● **Supplied material**:
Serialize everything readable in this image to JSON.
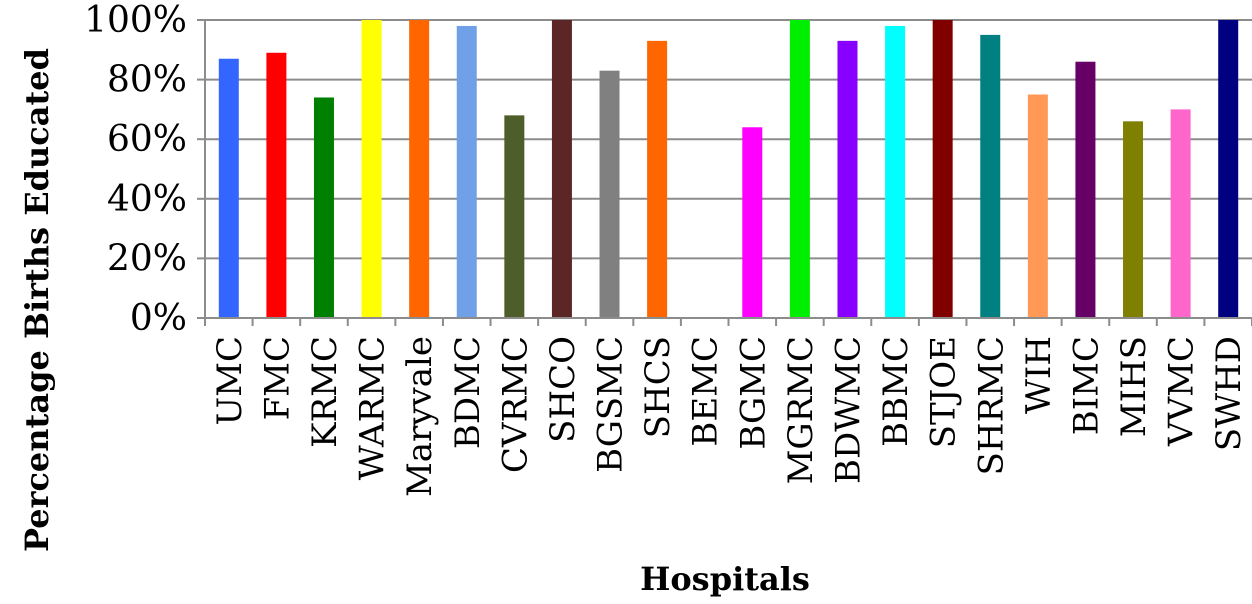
{
  "chart_data": {
    "type": "bar",
    "title": "",
    "xlabel": "Hospitals",
    "ylabel": "Percentage Births Educated",
    "ylim": [
      0,
      100
    ],
    "yticks": [
      "0%",
      "20%",
      "40%",
      "60%",
      "80%",
      "100%"
    ],
    "grid": true,
    "legend": "none",
    "categories": [
      "UMC",
      "FMC",
      "KRMC",
      "WARMC",
      "Maryvale",
      "BDMC",
      "CVRMC",
      "SHCO",
      "BGSMC",
      "SHCS",
      "BEMC",
      "BGMC",
      "MGRMC",
      "BDWMC",
      "BBMC",
      "STJOE",
      "SHRMC",
      "WIH",
      "BIMC",
      "MIHS",
      "VVMC",
      "SWHD"
    ],
    "values": [
      87,
      89,
      74,
      100,
      100,
      98,
      68,
      100,
      83,
      93,
      0,
      64,
      100,
      93,
      98,
      100,
      95,
      75,
      86,
      66,
      70,
      100
    ],
    "colors": [
      "#3366ff",
      "#ff0000",
      "#008000",
      "#ffff00",
      "#ff6600",
      "#6fa0e8",
      "#4d5e2a",
      "#5c2626",
      "#808080",
      "#ff6600",
      "#ffffff",
      "#ff00ff",
      "#00ee00",
      "#8800ff",
      "#00ffff",
      "#800000",
      "#008080",
      "#ff9955",
      "#660066",
      "#808000",
      "#ff66cc",
      "#000080"
    ]
  }
}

● **Job**:
None of the pictures should appear; repeat the records exactly otherwise.

● **Answer to the exercise**:
Serialize everything readable in this image to JSON.
{
  "chart_data": {
    "type": "bar",
    "title": "",
    "xlabel": "Hospitals",
    "ylabel": "Percentage Births Educated",
    "ylim": [
      0,
      100
    ],
    "yticks": [
      "0%",
      "20%",
      "40%",
      "60%",
      "80%",
      "100%"
    ],
    "grid": true,
    "legend": "none",
    "categories": [
      "UMC",
      "FMC",
      "KRMC",
      "WARMC",
      "Maryvale",
      "BDMC",
      "CVRMC",
      "SHCO",
      "BGSMC",
      "SHCS",
      "BEMC",
      "BGMC",
      "MGRMC",
      "BDWMC",
      "BBMC",
      "STJOE",
      "SHRMC",
      "WIH",
      "BIMC",
      "MIHS",
      "VVMC",
      "SWHD"
    ],
    "values": [
      87,
      89,
      74,
      100,
      100,
      98,
      68,
      100,
      83,
      93,
      0,
      64,
      100,
      93,
      98,
      100,
      95,
      75,
      86,
      66,
      70,
      100
    ],
    "colors": [
      "#3366ff",
      "#ff0000",
      "#008000",
      "#ffff00",
      "#ff6600",
      "#6fa0e8",
      "#4d5e2a",
      "#5c2626",
      "#808080",
      "#ff6600",
      "#ffffff",
      "#ff00ff",
      "#00ee00",
      "#8800ff",
      "#00ffff",
      "#800000",
      "#008080",
      "#ff9955",
      "#660066",
      "#808000",
      "#ff66cc",
      "#000080"
    ]
  }
}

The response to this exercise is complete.